▶ WHAT YOU SHOULD DO
Check the records below line by line. Give the count of lines with "content", and nothing else.

Records from a collection of figures
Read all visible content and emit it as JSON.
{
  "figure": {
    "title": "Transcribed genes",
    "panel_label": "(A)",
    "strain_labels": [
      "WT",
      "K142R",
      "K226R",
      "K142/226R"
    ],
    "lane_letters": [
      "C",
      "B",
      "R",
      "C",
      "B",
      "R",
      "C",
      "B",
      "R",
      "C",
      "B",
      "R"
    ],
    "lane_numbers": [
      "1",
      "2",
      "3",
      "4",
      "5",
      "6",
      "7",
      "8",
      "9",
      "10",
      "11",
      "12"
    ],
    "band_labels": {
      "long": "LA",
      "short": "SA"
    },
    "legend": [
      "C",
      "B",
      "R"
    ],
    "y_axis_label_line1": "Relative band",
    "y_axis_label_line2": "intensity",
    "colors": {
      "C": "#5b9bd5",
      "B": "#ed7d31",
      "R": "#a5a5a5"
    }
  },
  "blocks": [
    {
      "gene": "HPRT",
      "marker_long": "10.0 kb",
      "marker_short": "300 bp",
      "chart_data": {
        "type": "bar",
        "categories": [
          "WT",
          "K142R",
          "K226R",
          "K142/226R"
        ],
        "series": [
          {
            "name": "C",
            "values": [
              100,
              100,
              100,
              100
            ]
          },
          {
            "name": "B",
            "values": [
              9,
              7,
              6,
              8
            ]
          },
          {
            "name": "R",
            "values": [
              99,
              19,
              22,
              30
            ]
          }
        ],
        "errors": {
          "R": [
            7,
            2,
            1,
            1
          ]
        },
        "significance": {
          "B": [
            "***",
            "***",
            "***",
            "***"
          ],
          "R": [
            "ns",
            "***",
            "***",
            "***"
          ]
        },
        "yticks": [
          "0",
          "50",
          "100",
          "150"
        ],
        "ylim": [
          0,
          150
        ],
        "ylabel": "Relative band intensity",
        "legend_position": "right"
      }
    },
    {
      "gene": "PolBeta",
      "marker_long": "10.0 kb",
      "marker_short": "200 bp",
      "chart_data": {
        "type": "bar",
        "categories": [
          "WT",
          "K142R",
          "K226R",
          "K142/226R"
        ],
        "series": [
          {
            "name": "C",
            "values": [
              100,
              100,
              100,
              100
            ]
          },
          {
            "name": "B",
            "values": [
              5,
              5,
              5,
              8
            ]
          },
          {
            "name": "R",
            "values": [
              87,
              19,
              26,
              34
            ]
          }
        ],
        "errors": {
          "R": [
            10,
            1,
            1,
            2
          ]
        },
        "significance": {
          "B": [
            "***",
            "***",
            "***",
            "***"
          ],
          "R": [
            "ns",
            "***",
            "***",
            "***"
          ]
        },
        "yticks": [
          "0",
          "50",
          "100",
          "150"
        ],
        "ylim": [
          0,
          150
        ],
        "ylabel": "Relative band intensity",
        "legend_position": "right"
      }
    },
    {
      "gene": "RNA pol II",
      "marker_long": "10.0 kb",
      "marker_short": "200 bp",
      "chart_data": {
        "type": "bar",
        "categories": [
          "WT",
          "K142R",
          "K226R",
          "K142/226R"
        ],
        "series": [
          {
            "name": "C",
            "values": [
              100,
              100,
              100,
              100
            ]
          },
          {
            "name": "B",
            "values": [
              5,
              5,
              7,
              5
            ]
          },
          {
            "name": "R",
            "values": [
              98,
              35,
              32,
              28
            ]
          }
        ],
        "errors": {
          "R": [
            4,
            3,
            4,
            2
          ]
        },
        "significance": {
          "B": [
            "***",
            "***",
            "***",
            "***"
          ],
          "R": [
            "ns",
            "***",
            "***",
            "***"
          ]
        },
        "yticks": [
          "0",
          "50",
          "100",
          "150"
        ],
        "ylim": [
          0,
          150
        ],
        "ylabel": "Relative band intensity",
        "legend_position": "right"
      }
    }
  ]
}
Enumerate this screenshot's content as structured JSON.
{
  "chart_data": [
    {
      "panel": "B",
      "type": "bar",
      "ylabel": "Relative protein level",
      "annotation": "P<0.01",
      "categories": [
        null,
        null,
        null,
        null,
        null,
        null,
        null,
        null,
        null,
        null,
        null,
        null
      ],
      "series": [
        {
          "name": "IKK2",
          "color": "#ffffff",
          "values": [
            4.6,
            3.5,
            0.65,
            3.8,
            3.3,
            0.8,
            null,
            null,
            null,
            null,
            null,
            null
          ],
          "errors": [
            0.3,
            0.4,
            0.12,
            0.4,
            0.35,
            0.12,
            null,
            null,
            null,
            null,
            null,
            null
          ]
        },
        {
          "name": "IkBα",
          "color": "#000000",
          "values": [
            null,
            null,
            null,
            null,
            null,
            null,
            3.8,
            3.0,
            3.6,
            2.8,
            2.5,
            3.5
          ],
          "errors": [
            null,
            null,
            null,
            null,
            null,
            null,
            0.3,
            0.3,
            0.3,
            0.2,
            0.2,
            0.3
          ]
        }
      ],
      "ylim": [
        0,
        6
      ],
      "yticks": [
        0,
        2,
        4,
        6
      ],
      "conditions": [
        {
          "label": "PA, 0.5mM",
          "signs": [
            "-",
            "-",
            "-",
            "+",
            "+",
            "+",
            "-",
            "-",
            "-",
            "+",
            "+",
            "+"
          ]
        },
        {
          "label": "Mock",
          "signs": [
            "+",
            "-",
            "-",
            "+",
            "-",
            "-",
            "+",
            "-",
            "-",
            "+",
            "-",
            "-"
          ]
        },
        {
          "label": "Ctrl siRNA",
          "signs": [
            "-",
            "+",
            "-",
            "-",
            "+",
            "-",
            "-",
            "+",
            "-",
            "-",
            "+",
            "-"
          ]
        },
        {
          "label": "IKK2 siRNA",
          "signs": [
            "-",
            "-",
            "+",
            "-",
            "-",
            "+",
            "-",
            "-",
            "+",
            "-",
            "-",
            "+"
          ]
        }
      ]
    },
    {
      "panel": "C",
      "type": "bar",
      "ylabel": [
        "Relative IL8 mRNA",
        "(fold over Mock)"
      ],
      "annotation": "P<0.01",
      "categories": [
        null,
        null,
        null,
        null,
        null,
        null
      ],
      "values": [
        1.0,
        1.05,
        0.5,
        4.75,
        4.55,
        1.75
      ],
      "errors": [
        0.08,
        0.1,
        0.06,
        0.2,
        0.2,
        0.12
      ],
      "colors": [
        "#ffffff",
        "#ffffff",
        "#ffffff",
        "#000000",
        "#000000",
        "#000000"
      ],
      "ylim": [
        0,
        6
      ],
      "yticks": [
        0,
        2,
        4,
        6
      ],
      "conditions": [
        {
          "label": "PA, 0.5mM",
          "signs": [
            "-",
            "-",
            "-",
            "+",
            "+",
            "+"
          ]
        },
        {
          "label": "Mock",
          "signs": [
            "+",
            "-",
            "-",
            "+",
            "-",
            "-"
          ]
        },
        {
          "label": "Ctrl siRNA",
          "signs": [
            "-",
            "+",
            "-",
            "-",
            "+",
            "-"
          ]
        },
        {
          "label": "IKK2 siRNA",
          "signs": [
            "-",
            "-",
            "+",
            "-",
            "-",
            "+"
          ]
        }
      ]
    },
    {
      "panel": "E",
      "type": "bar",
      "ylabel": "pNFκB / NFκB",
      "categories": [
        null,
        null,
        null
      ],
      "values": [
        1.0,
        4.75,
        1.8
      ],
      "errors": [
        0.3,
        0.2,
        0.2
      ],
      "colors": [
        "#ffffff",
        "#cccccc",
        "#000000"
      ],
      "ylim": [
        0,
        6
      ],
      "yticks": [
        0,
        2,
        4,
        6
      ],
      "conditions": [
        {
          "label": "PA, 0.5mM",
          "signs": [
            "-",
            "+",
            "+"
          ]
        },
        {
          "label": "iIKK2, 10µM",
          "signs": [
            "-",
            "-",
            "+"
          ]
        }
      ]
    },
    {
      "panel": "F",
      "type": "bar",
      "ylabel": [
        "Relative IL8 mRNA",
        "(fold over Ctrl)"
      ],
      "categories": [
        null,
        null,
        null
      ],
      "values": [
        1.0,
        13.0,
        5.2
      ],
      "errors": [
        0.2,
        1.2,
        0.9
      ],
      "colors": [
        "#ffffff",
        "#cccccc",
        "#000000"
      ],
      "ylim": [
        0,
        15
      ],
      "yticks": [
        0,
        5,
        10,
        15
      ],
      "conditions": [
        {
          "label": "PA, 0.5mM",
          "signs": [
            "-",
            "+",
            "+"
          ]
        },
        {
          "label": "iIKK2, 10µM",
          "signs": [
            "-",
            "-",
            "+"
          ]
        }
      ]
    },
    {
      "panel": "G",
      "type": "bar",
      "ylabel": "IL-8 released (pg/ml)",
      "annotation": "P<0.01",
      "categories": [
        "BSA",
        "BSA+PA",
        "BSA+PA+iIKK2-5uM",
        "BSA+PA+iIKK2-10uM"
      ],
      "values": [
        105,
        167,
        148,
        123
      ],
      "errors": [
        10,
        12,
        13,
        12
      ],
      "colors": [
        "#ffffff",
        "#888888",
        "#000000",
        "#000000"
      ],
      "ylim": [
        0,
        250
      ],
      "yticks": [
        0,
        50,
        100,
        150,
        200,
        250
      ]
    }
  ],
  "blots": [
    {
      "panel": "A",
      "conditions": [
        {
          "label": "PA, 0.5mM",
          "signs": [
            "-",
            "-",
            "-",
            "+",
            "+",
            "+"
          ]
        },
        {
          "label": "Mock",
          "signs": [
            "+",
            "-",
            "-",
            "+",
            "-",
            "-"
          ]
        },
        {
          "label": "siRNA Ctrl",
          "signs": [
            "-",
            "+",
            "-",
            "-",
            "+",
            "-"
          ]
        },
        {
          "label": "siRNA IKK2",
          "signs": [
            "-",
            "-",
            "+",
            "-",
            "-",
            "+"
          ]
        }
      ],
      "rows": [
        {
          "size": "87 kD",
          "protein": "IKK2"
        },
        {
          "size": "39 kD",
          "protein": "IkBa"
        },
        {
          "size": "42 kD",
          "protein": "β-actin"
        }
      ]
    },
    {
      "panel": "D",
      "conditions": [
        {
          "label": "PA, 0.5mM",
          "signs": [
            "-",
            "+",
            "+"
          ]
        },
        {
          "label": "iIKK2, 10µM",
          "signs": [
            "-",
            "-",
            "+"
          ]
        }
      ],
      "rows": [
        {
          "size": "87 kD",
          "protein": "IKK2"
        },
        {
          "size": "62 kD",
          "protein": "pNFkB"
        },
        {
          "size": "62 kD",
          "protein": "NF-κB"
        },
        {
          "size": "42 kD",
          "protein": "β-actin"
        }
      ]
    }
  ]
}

▶ RESULT FOR THIS EXERCISE
2